■ Raw data
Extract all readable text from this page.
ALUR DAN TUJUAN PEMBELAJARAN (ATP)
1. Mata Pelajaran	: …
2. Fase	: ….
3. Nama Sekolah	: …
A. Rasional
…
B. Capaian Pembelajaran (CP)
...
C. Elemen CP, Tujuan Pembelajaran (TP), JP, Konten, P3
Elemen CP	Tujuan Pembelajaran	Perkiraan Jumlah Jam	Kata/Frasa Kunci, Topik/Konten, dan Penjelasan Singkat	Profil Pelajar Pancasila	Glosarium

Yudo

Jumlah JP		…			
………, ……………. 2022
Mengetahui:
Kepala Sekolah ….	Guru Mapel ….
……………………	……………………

* * *

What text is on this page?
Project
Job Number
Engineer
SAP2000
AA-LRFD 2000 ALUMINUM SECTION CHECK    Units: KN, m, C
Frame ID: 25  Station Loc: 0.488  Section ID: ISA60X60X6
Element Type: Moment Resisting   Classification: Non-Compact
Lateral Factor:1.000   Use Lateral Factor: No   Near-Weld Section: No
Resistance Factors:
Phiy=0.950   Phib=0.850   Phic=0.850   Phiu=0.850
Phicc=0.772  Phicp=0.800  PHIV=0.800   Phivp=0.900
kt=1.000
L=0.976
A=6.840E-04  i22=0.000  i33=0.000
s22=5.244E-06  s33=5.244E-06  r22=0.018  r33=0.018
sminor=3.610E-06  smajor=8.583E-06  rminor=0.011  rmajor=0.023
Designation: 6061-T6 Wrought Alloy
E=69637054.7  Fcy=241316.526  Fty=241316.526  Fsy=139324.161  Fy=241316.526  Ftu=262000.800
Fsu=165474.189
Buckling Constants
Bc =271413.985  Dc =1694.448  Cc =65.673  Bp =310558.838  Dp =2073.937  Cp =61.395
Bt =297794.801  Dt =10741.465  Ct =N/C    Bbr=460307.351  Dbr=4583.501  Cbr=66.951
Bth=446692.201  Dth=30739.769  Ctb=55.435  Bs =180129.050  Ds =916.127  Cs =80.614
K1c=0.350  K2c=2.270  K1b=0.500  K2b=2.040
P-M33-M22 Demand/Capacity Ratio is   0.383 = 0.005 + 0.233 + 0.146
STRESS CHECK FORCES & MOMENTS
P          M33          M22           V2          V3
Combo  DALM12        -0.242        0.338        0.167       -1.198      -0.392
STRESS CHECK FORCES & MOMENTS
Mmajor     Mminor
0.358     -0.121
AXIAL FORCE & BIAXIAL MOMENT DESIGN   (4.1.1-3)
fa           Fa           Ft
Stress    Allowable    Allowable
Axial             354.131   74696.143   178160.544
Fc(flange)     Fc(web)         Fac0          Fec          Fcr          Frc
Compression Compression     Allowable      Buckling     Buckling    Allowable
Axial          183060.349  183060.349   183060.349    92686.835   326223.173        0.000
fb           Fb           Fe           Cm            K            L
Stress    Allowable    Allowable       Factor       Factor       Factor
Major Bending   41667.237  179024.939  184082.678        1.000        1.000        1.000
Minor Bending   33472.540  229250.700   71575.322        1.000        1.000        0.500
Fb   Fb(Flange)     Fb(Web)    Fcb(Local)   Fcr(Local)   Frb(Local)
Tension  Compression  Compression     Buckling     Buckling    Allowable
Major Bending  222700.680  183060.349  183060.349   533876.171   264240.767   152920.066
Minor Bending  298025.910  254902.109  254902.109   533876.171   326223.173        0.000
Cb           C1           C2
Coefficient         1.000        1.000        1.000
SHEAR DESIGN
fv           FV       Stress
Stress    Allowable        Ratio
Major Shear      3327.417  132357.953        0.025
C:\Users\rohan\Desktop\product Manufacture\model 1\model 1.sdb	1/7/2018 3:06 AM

--

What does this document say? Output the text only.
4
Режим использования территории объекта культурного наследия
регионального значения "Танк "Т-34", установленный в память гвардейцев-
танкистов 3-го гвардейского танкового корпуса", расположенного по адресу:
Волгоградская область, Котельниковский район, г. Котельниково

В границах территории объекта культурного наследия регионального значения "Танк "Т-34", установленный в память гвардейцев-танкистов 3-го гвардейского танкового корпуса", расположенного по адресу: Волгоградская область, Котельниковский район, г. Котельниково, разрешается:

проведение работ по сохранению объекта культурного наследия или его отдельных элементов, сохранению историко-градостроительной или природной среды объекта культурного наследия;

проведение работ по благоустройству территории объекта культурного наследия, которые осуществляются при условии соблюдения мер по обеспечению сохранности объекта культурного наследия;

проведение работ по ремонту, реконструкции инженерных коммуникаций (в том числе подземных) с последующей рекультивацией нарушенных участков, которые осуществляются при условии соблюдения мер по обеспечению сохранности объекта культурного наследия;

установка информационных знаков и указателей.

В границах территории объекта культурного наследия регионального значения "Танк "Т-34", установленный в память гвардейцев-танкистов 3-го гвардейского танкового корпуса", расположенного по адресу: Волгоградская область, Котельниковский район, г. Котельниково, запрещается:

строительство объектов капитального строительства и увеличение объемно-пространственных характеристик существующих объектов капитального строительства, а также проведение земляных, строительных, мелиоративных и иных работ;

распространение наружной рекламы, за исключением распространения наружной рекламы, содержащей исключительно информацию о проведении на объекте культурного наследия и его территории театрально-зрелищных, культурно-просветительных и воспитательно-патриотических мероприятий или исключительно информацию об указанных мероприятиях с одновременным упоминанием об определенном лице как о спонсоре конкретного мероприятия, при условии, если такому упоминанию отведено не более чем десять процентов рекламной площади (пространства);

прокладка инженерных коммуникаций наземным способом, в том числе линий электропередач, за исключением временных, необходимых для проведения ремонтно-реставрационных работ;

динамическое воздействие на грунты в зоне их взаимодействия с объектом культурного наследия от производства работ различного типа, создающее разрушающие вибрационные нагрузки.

■ Problem to work on
Locate all lines that include the word "инженерных" and copy them out.

■ Final answer
проведение работ по ремонту, реконструкции инженерных коммуникаций (в том числе подземных) с последующей рекультивацией нарушенных участков, которые осуществляются при условии соблюдения мер по обеспечению сохранности объекта культурного наследия;
прокладка инженерных коммуникаций наземным способом, в том числе линий электропередач, за исключением временных, необходимых для проведения ремонтно-реставрационных работ;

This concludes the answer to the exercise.